* begin *

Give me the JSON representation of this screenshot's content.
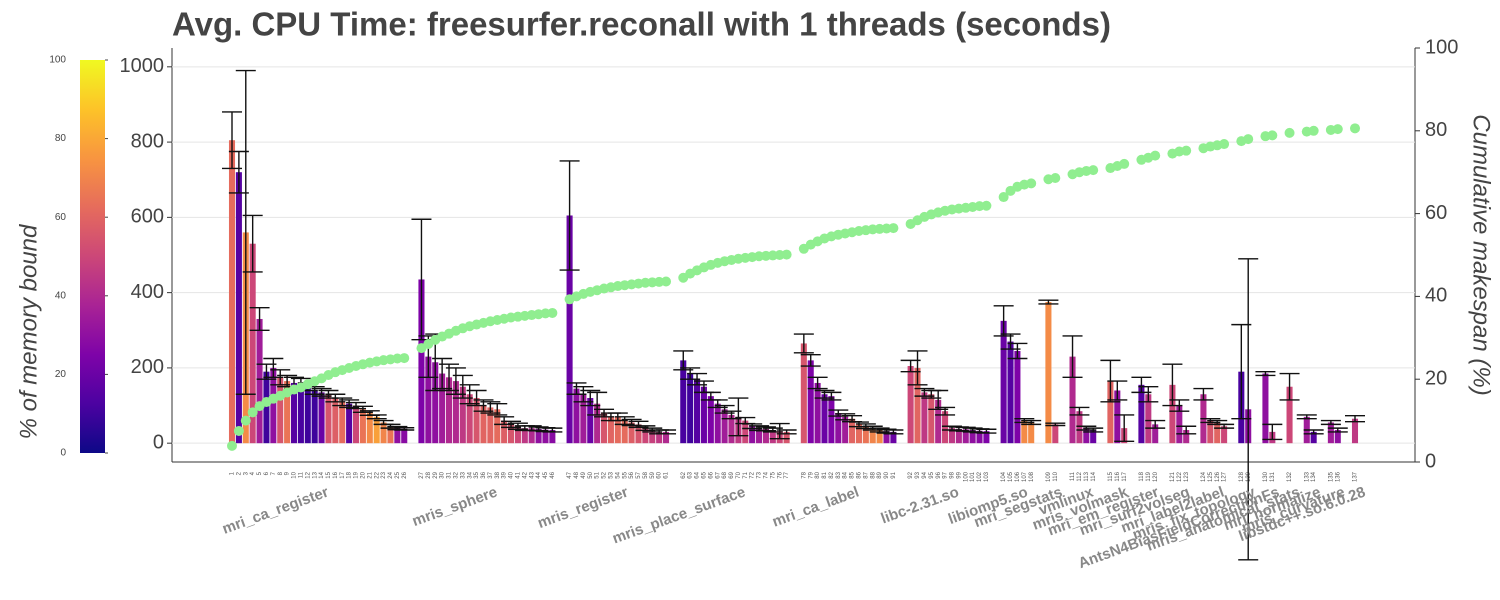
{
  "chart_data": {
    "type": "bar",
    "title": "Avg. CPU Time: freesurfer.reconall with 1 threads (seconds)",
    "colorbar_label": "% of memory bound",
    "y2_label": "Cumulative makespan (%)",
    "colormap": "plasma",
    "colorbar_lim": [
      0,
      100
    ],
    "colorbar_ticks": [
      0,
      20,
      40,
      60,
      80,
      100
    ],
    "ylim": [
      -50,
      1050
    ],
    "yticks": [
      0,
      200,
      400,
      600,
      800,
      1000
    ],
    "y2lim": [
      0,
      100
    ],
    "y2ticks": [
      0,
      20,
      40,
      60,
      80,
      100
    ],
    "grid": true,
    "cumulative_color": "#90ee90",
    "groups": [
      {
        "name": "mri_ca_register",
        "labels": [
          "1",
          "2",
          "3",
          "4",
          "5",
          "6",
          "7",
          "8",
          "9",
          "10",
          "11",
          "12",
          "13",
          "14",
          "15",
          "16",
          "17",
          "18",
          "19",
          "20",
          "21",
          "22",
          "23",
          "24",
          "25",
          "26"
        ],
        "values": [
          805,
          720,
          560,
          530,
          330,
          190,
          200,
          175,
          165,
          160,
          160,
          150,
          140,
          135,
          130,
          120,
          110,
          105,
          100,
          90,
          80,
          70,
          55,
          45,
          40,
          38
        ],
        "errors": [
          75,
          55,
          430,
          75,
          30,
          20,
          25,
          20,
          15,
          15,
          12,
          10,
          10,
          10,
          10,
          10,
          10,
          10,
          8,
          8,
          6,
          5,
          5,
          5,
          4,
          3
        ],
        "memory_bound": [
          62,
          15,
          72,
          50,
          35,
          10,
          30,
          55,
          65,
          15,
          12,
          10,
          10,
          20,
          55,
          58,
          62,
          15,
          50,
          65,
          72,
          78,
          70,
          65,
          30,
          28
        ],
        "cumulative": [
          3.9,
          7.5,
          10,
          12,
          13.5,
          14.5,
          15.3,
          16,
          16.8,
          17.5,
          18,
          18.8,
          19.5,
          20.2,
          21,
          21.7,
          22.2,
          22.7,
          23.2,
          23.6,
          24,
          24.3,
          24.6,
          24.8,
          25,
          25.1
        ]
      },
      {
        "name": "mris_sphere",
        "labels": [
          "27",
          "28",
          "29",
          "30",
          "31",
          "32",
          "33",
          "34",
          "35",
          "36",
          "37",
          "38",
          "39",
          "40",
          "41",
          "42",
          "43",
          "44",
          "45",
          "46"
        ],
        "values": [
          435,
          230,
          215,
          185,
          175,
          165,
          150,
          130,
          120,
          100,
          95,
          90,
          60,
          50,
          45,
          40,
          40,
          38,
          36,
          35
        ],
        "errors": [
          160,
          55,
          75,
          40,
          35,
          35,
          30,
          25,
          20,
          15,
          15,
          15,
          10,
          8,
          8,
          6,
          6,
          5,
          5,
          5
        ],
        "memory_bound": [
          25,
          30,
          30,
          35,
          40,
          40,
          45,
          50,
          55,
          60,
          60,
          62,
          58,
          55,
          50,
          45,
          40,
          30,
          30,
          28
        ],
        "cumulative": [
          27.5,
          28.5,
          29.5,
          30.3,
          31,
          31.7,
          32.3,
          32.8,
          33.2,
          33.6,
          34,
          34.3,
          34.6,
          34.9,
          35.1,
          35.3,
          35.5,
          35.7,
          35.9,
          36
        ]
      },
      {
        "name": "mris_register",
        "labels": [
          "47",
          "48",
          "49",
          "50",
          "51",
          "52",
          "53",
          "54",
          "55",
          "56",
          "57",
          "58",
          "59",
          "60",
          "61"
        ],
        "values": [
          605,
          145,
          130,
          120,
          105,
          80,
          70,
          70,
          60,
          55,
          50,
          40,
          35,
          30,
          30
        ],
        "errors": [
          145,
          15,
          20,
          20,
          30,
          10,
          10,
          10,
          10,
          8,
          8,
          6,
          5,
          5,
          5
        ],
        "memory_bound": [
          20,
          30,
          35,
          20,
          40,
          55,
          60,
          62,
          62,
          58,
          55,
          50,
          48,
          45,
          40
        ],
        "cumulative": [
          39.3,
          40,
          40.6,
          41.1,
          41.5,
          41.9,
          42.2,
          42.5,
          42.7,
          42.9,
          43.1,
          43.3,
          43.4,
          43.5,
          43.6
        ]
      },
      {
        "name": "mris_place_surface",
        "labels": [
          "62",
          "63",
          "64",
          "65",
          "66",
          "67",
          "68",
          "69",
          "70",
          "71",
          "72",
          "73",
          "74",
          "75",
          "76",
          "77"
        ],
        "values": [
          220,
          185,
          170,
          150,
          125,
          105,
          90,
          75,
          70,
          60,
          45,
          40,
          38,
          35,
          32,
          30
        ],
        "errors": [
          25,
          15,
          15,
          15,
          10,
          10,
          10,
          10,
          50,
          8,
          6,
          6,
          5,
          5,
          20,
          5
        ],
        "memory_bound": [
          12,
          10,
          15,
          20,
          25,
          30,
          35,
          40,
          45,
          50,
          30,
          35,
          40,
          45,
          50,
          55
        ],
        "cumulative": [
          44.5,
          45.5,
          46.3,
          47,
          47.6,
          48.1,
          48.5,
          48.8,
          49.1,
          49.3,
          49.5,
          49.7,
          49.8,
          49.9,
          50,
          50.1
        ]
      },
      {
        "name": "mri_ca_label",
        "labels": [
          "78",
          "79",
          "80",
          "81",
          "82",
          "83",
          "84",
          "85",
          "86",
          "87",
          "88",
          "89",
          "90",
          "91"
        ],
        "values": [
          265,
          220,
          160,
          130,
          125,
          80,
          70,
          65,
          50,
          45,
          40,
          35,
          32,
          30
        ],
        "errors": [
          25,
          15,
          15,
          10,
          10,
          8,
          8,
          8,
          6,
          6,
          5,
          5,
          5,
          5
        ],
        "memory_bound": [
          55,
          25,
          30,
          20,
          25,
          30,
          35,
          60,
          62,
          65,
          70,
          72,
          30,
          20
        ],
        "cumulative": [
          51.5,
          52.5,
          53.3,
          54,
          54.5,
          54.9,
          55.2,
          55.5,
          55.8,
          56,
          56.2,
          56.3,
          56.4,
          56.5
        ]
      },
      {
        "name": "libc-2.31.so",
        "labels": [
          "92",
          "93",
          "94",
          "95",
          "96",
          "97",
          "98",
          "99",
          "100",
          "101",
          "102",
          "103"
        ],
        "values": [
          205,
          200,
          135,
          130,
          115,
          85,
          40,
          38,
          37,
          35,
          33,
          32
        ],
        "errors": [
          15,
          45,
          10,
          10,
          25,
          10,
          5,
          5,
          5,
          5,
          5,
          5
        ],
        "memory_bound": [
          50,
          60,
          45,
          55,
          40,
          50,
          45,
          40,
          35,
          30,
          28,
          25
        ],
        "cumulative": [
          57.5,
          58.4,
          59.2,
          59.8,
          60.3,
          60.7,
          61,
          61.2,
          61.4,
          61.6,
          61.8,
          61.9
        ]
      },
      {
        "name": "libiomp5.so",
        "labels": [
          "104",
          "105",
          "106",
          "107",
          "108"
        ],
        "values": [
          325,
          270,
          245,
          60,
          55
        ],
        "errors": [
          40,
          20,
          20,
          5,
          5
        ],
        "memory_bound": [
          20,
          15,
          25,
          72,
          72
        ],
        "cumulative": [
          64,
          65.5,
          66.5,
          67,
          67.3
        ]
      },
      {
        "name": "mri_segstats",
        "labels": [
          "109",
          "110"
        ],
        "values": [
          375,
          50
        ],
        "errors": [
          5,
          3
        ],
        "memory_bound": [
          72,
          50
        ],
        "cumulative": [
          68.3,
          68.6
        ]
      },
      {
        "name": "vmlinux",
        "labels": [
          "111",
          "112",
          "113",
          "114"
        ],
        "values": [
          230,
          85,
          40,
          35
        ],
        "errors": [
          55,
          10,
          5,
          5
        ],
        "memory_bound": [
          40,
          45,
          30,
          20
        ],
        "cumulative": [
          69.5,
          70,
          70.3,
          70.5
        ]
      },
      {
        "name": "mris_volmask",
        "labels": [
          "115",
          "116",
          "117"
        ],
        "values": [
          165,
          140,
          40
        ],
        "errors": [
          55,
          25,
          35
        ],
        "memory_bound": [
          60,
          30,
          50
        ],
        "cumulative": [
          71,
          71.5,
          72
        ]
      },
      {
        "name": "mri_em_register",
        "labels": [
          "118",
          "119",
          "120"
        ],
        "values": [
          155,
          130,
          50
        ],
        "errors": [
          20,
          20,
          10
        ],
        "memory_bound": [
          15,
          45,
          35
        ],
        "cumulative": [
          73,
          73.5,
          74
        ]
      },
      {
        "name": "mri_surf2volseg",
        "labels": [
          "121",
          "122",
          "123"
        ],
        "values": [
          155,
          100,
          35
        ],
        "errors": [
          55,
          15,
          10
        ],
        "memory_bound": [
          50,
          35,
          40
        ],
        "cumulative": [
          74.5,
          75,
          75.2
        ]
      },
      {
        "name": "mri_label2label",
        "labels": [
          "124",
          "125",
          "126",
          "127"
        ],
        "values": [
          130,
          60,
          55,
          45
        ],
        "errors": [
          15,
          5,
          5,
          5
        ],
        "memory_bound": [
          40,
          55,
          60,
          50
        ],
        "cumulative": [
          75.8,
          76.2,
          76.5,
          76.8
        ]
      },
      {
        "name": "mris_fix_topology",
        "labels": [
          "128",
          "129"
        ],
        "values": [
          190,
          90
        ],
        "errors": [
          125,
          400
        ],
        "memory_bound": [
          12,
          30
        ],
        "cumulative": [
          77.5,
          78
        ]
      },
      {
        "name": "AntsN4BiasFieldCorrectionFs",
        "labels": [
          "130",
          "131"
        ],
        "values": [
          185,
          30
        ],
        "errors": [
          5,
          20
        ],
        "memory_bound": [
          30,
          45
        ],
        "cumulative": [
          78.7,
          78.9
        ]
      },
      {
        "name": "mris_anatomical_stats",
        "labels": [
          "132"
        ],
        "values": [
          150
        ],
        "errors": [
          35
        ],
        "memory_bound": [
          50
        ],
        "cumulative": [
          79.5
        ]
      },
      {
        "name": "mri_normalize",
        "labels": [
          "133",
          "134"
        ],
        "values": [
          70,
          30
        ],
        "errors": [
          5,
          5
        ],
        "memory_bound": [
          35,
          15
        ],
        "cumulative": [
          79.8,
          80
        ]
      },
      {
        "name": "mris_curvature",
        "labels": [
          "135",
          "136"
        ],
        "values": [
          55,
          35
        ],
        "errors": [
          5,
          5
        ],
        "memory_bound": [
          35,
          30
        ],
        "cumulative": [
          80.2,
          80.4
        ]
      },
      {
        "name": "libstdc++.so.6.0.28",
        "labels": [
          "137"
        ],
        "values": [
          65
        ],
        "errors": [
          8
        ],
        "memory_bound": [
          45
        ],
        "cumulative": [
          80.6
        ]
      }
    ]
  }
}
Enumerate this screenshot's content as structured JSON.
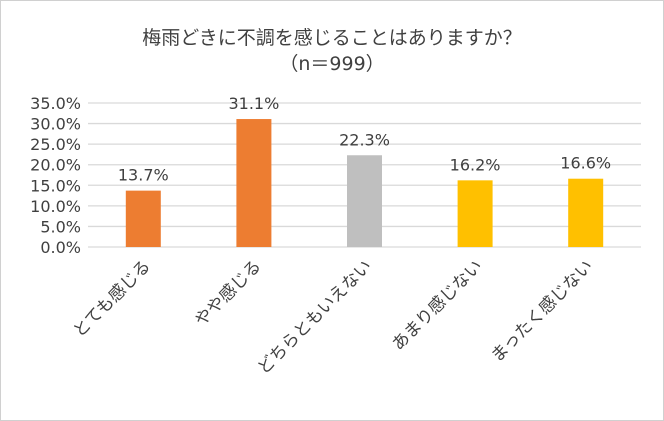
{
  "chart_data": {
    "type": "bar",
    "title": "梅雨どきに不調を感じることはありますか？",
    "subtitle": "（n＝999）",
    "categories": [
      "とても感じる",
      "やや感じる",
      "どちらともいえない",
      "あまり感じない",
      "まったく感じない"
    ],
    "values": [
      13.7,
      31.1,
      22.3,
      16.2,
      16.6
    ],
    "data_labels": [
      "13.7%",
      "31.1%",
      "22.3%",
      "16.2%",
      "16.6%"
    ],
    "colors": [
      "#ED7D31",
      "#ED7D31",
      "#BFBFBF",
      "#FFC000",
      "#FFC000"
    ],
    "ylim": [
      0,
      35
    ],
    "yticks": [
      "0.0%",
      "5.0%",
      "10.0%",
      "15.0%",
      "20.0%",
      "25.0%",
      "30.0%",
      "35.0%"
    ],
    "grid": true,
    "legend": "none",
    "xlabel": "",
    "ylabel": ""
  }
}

* end *

■ Stated exercise ■
Collect the complete line wherever the string "JSON" appears in the records.

■ Worked answer ■
Give me the JSON representation of this screenshot's content.
Enumerate this screenshot's content as structured JSON.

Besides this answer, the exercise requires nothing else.